━━━━━ Items

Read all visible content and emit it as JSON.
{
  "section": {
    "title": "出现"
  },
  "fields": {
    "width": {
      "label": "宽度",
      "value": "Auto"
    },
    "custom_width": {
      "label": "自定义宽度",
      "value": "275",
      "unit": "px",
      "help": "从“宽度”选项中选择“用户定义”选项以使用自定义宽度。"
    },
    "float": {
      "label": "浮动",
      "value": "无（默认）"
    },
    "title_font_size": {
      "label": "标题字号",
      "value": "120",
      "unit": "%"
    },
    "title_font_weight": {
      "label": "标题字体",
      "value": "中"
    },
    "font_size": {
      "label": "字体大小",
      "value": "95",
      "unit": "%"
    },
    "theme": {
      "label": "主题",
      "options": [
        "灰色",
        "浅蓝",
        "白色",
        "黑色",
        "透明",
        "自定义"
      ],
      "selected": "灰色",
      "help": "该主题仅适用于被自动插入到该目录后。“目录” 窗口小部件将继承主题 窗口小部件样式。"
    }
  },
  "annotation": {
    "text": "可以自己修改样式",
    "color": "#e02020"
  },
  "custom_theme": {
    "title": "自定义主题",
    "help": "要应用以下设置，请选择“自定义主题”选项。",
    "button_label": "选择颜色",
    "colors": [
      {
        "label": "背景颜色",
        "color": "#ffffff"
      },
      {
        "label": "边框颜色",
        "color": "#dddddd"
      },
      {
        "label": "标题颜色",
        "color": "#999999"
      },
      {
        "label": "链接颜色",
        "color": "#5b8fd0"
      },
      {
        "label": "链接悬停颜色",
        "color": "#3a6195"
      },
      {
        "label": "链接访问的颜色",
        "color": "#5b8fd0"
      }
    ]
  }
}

━━━━━━━━━━

:: Exercise instructions ::
Please give back all of the records exactly as written.

:: Result for this task ::
Read all visible content and emit it as JSON.
{
  "section": {
    "title": "出现"
  },
  "fields": {
    "width": {
      "label": "宽度",
      "value": "Auto"
    },
    "custom_width": {
      "label": "自定义宽度",
      "value": "275",
      "unit": "px",
      "help": "从“宽度”选项中选择“用户定义”选项以使用自定义宽度。"
    },
    "float": {
      "label": "浮动",
      "value": "无（默认）"
    },
    "title_font_size": {
      "label": "标题字号",
      "value": "120",
      "unit": "%"
    },
    "title_font_weight": {
      "label": "标题字体",
      "value": "中"
    },
    "font_size": {
      "label": "字体大小",
      "value": "95",
      "unit": "%"
    },
    "theme": {
      "label": "主题",
      "options": [
        "灰色",
        "浅蓝",
        "白色",
        "黑色",
        "透明",
        "自定义"
      ],
      "selected": "灰色",
      "help": "该主题仅适用于被自动插入到该目录后。“目录” 窗口小部件将继承主题 窗口小部件样式。"
    }
  },
  "annotation": {
    "text": "可以自己修改样式",
    "color": "#e02020"
  },
  "custom_theme": {
    "title": "自定义主题",
    "help": "要应用以下设置，请选择“自定义主题”选项。",
    "button_label": "选择颜色",
    "colors": [
      {
        "label": "背景颜色",
        "color": "#ffffff"
      },
      {
        "label": "边框颜色",
        "color": "#dddddd"
      },
      {
        "label": "标题颜色",
        "color": "#999999"
      },
      {
        "label": "链接颜色",
        "color": "#5b8fd0"
      },
      {
        "label": "链接悬停颜色",
        "color": "#3a6195"
      },
      {
        "label": "链接访问的颜色",
        "color": "#5b8fd0"
      }
    ]
  }
}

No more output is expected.